### Exercise prompt
Reproduce the data below word for word, omitting the pictures.

### Given data
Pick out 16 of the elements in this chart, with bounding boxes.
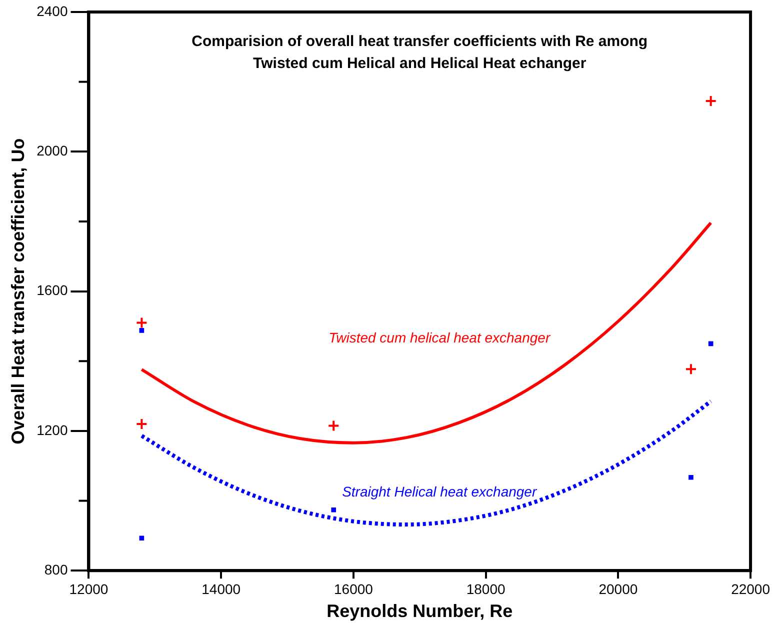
y-tick-label: 2400	[36, 2, 68, 19]
x-tick-label: 18000	[466, 580, 506, 597]
x-tick-label: 12000	[69, 580, 108, 597]
series-label: Twisted cum helical heat exchanger	[328, 330, 552, 346]
x-tick-label: 20000	[598, 580, 638, 597]
y-tick-label: 800	[44, 561, 68, 578]
text: Comparision of overall heat transfer coefficients with Re among Twisted cum Helical and Helical Heat echanger	[192, 33, 648, 72]
x-tick-label: 16000	[334, 580, 374, 597]
y-tick-label: 2000	[36, 142, 68, 159]
x-tick-label: 14000	[202, 580, 241, 597]
x-tick-label: 22000	[731, 580, 770, 597]
x-axis-title: Reynolds Number, Re	[326, 601, 513, 622]
y-axis-title: Overall Heat transfer coefficient, Uo	[8, 138, 28, 444]
series-label: Straight Helical heat exchanger	[342, 483, 538, 500]
y-tick-label: 1200	[36, 422, 68, 438]
y-tick-label: 1600	[36, 282, 68, 298]
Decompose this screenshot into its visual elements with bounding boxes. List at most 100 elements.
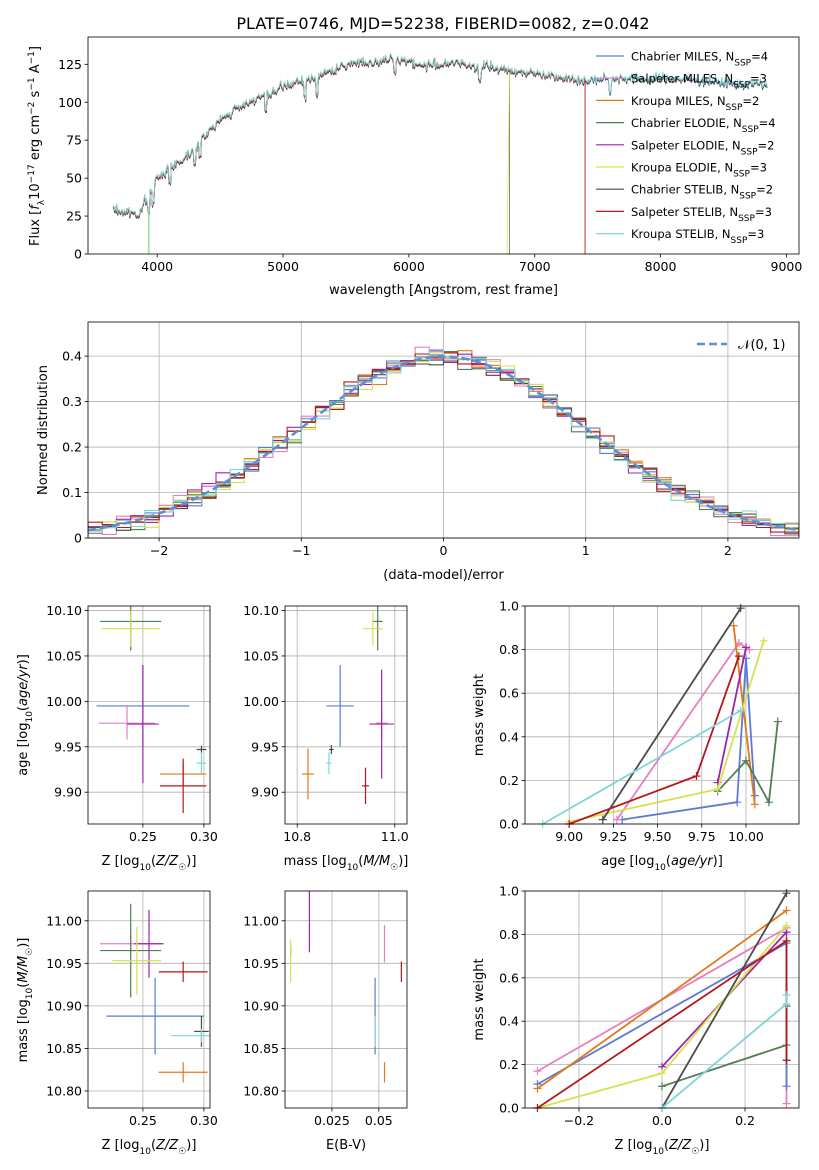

### Right answer
Pick out 16 of the elements in this chart, with bounding boxes.
y-tick-label: 2400	[36, 2, 68, 19]
x-tick-label: 18000	[466, 580, 506, 597]
x-tick-label: 12000	[69, 580, 108, 597]
series-label: Twisted cum helical heat exchanger	[328, 330, 552, 346]
x-tick-label: 20000	[598, 580, 638, 597]
y-tick-label: 800	[44, 561, 68, 578]
text: Comparision of overall heat transfer coefficients with Re among Twisted cum Helical and Helical Heat echanger	[192, 33, 648, 72]
x-tick-label: 16000	[334, 580, 374, 597]
y-tick-label: 2000	[36, 142, 68, 159]
x-tick-label: 14000	[202, 580, 241, 597]
x-tick-label: 22000	[731, 580, 770, 597]
x-axis-title: Reynolds Number, Re	[326, 601, 513, 622]
y-axis-title: Overall Heat transfer coefficient, Uo	[8, 138, 28, 444]
series-label: Straight Helical heat exchanger	[342, 483, 538, 500]
y-tick-label: 1200	[36, 422, 68, 438]
y-tick-label: 1600	[36, 282, 68, 298]
Decompose this screenshot into its visual elements with bounding boxes. List at most 100 elements.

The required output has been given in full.